Seek out every line containing the word "JSON", and copy each.

# start of RECORDS SHOWN

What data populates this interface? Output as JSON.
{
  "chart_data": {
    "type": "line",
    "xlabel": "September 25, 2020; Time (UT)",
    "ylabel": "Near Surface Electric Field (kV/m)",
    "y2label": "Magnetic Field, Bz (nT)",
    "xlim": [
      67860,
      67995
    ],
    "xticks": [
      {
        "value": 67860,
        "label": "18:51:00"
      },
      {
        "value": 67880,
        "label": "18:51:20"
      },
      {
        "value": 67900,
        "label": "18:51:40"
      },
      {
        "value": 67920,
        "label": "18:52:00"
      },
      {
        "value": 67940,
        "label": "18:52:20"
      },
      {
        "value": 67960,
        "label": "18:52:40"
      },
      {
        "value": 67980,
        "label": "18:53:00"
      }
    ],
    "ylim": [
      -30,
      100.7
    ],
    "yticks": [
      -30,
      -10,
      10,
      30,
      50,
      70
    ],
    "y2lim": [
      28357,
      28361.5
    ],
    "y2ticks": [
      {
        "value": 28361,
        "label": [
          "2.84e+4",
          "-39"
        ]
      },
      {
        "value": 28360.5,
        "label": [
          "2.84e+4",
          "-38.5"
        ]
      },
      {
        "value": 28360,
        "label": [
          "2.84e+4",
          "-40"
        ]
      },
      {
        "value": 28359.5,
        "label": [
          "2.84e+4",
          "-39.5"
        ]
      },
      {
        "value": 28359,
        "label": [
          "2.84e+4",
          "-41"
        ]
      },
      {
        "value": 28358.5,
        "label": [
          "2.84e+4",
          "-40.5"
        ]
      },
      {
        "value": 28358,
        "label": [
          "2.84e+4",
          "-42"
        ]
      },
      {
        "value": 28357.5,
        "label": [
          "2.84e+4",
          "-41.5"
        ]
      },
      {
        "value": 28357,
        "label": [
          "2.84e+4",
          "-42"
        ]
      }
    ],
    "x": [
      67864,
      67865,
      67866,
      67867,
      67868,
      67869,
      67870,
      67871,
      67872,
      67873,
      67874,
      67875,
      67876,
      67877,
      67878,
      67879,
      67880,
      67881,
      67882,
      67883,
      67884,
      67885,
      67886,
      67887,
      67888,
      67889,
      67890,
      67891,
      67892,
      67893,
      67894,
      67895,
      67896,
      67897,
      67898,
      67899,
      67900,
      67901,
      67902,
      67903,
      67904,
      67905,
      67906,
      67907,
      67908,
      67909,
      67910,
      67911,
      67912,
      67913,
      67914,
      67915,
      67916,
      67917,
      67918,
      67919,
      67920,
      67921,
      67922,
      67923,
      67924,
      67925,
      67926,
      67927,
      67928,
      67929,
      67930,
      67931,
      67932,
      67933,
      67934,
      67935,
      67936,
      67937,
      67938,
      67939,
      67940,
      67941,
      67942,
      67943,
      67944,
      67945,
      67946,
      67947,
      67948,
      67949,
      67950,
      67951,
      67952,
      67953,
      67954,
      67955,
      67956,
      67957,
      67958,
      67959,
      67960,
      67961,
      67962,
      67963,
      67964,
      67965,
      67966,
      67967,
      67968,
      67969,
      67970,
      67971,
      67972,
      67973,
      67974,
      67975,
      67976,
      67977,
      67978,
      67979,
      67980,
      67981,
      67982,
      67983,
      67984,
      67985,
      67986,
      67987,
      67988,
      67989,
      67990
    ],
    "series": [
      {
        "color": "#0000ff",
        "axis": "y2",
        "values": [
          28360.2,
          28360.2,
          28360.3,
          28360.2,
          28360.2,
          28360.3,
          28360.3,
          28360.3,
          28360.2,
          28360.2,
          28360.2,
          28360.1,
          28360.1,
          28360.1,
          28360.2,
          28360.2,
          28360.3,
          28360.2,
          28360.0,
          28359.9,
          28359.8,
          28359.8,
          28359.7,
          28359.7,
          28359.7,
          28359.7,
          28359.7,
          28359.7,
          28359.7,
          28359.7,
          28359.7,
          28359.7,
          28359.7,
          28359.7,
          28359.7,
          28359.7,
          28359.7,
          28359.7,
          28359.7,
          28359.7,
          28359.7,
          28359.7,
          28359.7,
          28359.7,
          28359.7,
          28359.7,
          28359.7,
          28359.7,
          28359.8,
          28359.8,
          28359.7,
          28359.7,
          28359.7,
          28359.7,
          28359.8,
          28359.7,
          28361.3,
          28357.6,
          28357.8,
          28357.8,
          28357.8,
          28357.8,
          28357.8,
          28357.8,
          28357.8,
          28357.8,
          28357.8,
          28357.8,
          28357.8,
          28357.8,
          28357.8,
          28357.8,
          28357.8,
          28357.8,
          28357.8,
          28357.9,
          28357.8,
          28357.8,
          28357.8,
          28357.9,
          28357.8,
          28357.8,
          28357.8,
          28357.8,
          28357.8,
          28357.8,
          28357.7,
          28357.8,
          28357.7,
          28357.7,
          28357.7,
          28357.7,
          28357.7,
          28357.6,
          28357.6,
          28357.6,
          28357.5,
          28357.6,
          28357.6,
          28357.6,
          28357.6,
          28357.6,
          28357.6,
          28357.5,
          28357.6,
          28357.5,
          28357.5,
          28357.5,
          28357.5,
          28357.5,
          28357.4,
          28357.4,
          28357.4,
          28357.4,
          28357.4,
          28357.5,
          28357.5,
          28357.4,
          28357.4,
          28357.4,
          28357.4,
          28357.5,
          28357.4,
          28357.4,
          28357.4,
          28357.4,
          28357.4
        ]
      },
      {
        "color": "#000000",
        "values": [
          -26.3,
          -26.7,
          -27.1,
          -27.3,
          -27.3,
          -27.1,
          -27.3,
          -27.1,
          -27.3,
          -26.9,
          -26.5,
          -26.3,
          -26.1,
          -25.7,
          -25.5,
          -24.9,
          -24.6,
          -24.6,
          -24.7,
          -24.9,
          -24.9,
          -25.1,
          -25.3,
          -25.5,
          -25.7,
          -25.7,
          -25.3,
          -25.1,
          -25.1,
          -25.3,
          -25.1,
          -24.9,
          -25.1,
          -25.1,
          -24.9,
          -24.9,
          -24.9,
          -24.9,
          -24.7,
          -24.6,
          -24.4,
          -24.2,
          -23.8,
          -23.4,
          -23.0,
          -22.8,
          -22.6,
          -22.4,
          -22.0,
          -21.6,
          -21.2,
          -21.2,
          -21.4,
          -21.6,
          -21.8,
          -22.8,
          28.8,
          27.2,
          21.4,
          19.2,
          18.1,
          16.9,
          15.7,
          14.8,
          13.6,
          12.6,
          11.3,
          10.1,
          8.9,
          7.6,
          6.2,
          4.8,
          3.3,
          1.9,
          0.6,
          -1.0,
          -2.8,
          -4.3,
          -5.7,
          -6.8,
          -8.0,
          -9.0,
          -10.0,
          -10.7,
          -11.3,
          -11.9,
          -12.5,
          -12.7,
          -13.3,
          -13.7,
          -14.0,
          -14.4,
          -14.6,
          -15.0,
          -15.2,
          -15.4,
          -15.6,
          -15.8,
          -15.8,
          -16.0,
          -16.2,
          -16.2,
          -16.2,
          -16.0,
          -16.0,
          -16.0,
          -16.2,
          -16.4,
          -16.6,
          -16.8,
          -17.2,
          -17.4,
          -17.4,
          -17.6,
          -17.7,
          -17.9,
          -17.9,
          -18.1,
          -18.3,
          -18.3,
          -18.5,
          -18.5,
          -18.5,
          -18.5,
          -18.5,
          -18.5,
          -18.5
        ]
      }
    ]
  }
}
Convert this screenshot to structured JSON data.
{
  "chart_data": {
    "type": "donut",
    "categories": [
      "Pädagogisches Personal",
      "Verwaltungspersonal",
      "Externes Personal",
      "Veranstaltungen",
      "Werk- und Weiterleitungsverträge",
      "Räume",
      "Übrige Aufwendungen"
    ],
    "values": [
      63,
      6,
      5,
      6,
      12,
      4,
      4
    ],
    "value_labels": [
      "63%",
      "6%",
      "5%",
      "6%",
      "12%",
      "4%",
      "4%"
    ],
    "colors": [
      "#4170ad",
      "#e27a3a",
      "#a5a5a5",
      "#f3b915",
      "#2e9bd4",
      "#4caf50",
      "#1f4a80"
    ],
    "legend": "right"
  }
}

# end of RECORDS SHOWN

SOLUTION TO THE PROBLEM:
What data populates this interface? Output as JSON.
Convert this screenshot to structured JSON data.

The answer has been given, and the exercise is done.